▶ _WHAT YOU ARE ASKED TO DO_: Every entry below should be repeated exactly; the pictures should not.

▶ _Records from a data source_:
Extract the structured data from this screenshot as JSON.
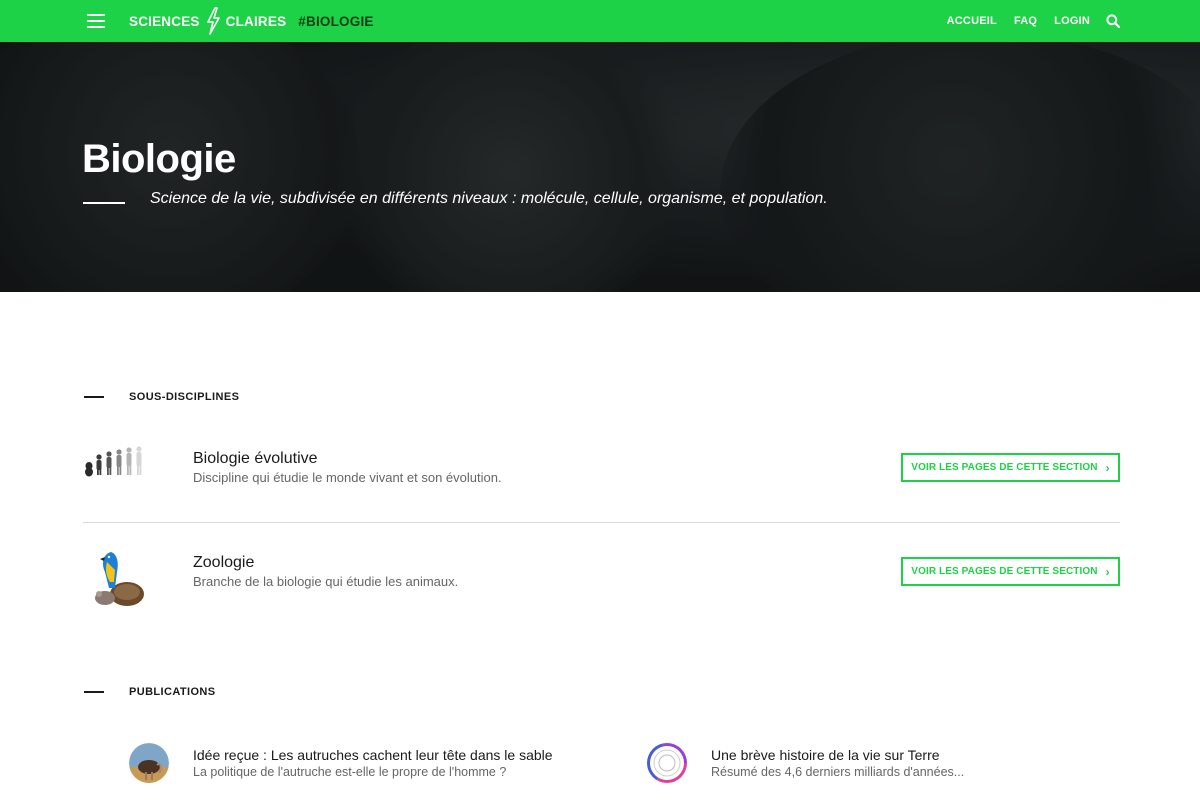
{
  "navbar": {
    "brand_left": "SCIENCES",
    "brand_right": "CLAIRES",
    "hashtag": "#BIOLOGIE",
    "links": [
      "ACCUEIL",
      "FAQ",
      "LOGIN"
    ],
    "accent_color": "#1ed247"
  },
  "hero": {
    "title": "Biologie",
    "subtitle": "Science de la vie, subdivisée en différents niveaux : molécule, cellule, organisme, et population."
  },
  "subdisciplines": {
    "heading": "SOUS-DISCIPLINES",
    "items": [
      {
        "title": "Biologie évolutive",
        "description": "Discipline qui étudie le monde vivant et son évolution.",
        "button": "VOIR LES PAGES DE CETTE SECTION"
      },
      {
        "title": "Zoologie",
        "description": "Branche de la biologie qui étudie les animaux.",
        "button": "VOIR LES PAGES DE CETTE SECTION"
      }
    ]
  },
  "publications": {
    "heading": "PUBLICATIONS",
    "items": [
      {
        "title": "Idée reçue : Les autruches cachent leur tête dans le sable",
        "description": "La politique de l'autruche est-elle le propre de l'homme ?"
      },
      {
        "title": "Une brève histoire de la vie sur Terre",
        "description": "Résumé des 4,6 derniers milliards d'années..."
      }
    ]
  }
}
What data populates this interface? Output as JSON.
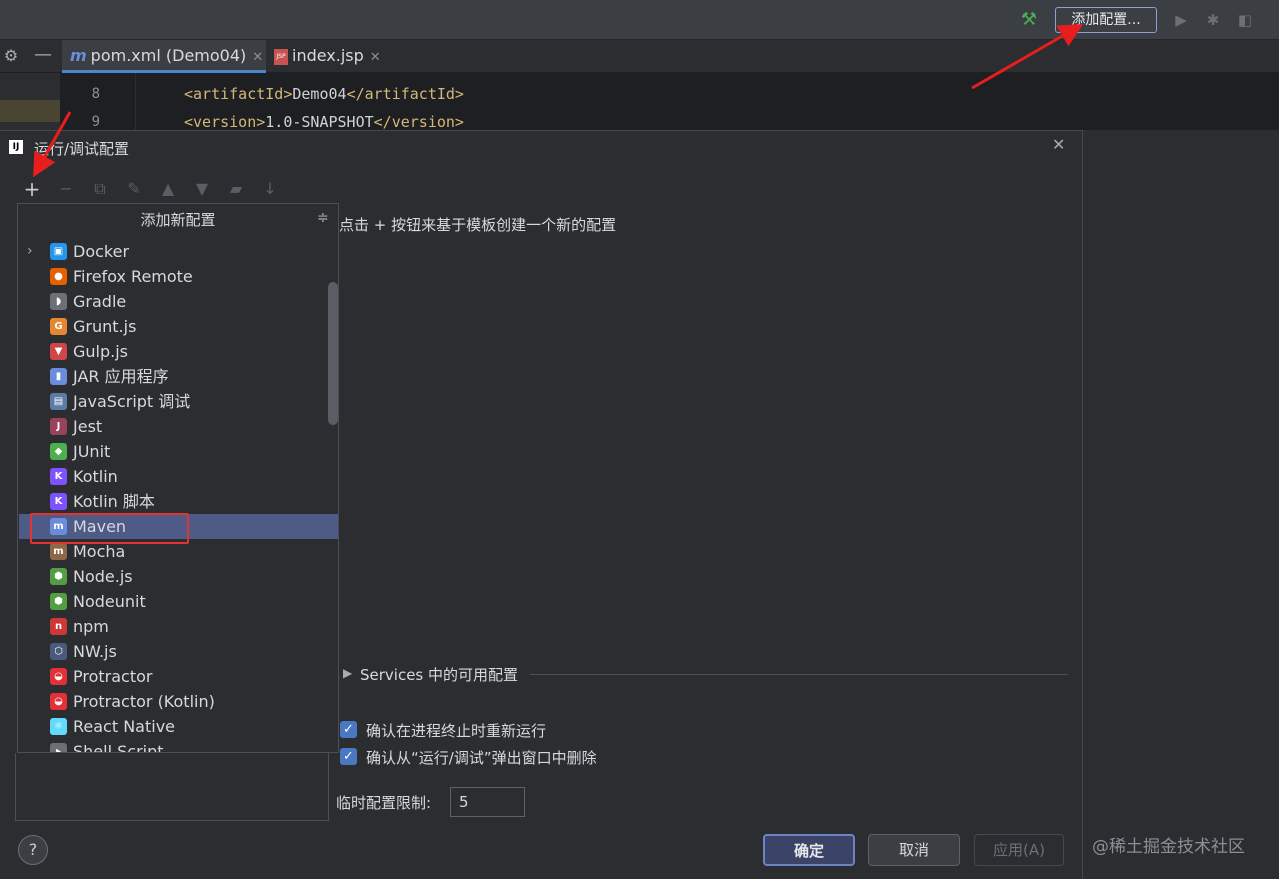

▶ _RESULT_:
Extract the structured data from this screenshot as JSON.
{
  "navbar": {
    "brand_left": "SCIENCES",
    "brand_right": "CLAIRES",
    "hashtag": "#BIOLOGIE",
    "links": [
      "ACCUEIL",
      "FAQ",
      "LOGIN"
    ],
    "accent_color": "#1ed247"
  },
  "hero": {
    "title": "Biologie",
    "subtitle": "Science de la vie, subdivisée en différents niveaux : molécule, cellule, organisme, et population."
  },
  "subdisciplines": {
    "heading": "SOUS-DISCIPLINES",
    "items": [
      {
        "title": "Biologie évolutive",
        "description": "Discipline qui étudie le monde vivant et son évolution.",
        "button": "VOIR LES PAGES DE CETTE SECTION"
      },
      {
        "title": "Zoologie",
        "description": "Branche de la biologie qui étudie les animaux.",
        "button": "VOIR LES PAGES DE CETTE SECTION"
      }
    ]
  },
  "publications": {
    "heading": "PUBLICATIONS",
    "items": [
      {
        "title": "Idée reçue : Les autruches cachent leur tête dans le sable",
        "description": "La politique de l'autruche est-elle le propre de l'homme ?"
      },
      {
        "title": "Une brève histoire de la vie sur Terre",
        "description": "Résumé des 4,6 derniers milliards d'années..."
      }
    ]
  }
}
What data populates this interface? Output as JSON.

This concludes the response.